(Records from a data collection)
● ● ● ● ●
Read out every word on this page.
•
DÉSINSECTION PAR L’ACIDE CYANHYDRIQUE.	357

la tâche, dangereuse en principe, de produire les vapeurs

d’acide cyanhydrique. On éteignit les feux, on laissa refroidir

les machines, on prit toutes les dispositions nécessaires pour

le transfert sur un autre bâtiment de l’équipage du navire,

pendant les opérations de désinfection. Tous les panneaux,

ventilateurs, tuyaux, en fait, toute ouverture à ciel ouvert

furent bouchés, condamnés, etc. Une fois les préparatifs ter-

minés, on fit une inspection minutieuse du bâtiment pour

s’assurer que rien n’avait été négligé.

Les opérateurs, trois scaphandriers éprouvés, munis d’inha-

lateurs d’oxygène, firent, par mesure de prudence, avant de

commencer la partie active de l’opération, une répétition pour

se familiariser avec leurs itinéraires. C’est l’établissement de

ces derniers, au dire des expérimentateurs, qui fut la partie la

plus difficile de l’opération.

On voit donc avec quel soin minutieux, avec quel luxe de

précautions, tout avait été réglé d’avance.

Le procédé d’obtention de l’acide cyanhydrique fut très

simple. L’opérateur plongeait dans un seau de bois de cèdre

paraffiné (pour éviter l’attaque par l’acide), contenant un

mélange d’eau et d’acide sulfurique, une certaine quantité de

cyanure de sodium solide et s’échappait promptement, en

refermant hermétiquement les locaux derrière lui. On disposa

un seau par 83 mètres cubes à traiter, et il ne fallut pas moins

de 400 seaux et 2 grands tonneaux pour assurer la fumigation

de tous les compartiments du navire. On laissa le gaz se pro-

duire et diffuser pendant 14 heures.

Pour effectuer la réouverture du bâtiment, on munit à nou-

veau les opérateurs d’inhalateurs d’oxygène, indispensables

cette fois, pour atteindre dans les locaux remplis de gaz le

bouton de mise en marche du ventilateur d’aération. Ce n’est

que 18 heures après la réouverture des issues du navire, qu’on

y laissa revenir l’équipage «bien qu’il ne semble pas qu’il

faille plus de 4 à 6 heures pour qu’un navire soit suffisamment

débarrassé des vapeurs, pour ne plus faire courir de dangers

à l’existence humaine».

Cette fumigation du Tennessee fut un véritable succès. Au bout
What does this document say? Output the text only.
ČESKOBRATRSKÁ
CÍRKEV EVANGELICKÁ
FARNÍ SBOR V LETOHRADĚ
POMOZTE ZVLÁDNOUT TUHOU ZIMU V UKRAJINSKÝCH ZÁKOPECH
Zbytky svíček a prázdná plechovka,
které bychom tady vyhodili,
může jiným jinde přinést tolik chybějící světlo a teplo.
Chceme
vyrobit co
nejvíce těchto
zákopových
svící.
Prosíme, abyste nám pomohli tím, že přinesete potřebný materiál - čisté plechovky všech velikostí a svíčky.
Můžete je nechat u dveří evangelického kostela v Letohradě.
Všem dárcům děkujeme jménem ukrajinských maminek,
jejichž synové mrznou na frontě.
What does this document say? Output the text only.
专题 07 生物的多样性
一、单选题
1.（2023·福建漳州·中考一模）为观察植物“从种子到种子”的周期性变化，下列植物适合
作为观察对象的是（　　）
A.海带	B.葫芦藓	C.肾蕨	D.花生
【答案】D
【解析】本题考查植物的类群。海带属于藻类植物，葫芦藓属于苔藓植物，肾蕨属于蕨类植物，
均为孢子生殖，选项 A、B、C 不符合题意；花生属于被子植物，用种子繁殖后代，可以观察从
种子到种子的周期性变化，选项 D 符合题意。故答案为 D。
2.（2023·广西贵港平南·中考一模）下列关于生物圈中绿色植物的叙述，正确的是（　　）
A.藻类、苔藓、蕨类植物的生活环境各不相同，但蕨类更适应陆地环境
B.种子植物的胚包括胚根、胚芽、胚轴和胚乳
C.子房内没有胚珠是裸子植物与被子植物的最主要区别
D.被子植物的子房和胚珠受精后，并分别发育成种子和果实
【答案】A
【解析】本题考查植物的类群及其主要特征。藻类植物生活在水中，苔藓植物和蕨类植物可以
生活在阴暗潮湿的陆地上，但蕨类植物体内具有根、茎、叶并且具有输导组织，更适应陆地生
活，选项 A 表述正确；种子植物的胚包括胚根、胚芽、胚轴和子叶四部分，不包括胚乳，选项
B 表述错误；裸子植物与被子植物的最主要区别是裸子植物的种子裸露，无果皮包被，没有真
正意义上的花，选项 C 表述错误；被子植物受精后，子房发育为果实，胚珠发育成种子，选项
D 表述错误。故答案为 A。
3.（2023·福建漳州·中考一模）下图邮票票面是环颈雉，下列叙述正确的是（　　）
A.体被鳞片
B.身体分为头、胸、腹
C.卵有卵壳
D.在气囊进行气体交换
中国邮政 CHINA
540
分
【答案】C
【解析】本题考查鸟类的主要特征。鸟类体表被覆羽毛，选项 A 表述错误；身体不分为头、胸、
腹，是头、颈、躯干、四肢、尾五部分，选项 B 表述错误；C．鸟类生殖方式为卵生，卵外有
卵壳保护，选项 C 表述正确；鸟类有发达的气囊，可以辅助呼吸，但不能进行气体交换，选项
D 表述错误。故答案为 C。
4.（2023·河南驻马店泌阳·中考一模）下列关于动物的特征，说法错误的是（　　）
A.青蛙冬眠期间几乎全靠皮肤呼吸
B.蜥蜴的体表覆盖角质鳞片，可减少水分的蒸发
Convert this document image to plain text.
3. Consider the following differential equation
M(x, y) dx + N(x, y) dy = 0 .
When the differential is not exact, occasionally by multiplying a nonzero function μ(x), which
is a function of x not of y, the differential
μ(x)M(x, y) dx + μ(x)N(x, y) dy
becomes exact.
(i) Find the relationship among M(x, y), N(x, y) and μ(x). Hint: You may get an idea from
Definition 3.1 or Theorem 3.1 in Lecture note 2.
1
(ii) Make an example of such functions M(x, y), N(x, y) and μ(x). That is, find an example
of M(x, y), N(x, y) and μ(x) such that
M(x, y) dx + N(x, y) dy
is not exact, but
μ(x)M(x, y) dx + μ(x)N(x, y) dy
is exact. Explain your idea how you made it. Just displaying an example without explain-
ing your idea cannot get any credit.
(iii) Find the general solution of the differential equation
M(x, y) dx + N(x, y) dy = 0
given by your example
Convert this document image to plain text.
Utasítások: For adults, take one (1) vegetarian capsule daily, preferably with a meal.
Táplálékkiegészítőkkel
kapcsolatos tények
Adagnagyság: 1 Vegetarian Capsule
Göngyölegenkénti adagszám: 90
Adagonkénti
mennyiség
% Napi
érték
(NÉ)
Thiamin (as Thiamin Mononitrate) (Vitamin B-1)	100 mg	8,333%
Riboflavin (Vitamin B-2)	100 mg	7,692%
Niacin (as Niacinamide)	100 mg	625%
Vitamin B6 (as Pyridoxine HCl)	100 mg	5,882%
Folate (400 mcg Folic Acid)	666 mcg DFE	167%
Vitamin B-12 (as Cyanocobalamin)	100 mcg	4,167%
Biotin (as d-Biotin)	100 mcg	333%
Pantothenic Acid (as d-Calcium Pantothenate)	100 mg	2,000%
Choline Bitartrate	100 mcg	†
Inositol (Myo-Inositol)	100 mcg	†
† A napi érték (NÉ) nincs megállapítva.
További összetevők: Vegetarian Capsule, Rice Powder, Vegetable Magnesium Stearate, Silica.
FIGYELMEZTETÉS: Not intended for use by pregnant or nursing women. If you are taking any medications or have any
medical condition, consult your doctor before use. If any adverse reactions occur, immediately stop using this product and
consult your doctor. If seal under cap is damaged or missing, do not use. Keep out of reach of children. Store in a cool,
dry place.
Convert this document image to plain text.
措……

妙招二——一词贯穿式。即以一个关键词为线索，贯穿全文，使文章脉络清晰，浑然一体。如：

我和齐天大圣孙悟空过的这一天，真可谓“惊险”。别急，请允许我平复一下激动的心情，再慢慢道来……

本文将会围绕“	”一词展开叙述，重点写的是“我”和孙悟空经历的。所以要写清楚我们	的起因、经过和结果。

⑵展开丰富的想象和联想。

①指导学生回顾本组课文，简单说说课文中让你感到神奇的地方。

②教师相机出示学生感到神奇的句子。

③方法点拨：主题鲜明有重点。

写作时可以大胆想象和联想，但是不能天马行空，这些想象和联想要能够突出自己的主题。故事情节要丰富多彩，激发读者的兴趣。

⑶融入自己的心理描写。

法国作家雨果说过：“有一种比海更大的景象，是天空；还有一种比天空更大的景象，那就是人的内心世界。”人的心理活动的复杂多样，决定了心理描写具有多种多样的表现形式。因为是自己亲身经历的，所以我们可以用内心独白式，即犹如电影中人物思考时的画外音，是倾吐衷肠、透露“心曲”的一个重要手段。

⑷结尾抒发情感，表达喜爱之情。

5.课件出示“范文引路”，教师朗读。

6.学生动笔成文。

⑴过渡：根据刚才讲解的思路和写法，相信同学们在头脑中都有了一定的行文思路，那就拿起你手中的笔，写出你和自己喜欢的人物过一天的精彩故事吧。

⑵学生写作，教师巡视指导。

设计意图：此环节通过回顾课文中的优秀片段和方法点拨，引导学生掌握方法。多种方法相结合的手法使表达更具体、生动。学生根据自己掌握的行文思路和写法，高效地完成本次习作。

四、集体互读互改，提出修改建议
● ● ● ● ●
Pick each line holding the word "partie" out of the data and copy it.

**RESPONSE TO THIS TASK:**
commencer la partie active de l’opération, une répétition pour
ces derniers, au dire des expérimentateurs, qui fut la partie la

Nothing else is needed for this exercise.